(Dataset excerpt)
______________________________

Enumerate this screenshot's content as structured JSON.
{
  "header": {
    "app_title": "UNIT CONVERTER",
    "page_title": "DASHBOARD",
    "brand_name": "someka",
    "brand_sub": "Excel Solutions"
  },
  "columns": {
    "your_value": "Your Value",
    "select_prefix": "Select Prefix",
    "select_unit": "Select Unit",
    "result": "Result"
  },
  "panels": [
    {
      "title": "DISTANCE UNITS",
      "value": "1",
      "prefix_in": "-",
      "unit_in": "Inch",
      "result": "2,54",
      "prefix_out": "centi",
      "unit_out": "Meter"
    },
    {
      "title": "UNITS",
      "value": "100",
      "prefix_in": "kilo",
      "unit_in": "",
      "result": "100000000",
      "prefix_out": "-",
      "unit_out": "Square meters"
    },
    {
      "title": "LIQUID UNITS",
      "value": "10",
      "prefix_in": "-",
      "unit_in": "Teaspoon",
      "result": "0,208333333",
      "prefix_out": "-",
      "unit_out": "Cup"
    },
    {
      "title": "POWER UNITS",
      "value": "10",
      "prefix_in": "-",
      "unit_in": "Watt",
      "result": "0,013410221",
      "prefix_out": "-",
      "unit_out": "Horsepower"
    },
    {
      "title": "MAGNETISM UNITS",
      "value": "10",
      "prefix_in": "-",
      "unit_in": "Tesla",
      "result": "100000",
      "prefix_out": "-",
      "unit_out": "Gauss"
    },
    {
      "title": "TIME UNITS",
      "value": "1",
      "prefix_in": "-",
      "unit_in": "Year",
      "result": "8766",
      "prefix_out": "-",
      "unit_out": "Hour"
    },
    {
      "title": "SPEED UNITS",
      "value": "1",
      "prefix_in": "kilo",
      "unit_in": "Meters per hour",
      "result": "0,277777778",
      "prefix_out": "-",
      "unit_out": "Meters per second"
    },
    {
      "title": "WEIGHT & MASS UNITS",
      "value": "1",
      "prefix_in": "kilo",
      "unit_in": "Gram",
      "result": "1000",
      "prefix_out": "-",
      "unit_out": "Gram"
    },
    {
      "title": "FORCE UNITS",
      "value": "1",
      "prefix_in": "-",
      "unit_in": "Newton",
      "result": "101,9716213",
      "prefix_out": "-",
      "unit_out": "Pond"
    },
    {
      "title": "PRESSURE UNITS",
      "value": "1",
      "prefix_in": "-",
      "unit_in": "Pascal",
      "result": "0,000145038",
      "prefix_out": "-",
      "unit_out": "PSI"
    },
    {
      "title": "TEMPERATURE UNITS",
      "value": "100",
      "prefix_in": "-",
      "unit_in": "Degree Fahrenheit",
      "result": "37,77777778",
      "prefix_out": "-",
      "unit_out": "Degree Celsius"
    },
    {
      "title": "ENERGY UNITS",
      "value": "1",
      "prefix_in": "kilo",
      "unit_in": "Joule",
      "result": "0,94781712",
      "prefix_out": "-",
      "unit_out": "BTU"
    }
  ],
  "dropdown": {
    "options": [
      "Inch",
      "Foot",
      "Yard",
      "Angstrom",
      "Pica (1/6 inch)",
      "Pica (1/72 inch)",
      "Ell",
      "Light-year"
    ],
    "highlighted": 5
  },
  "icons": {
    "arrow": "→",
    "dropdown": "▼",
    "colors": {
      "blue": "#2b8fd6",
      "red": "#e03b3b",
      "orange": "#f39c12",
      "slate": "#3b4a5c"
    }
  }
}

______________________________

List all lines from the entries that include the word "UNITS".

      "title": "DISTANCE UNITS",
      "title": "UNITS",
      "title": "LIQUID UNITS",
      "title": "POWER UNITS",
      "title": "MAGNETISM UNITS",
      "title": "TIME UNITS",
      "title": "SPEED UNITS",
      "title": "WEIGHT & MASS UNITS",
      "title": "FORCE UNITS",
      "title": "PRESSURE UNITS",
      "title": "TEMPERATURE UNITS",
      "title": "ENERGY UNITS",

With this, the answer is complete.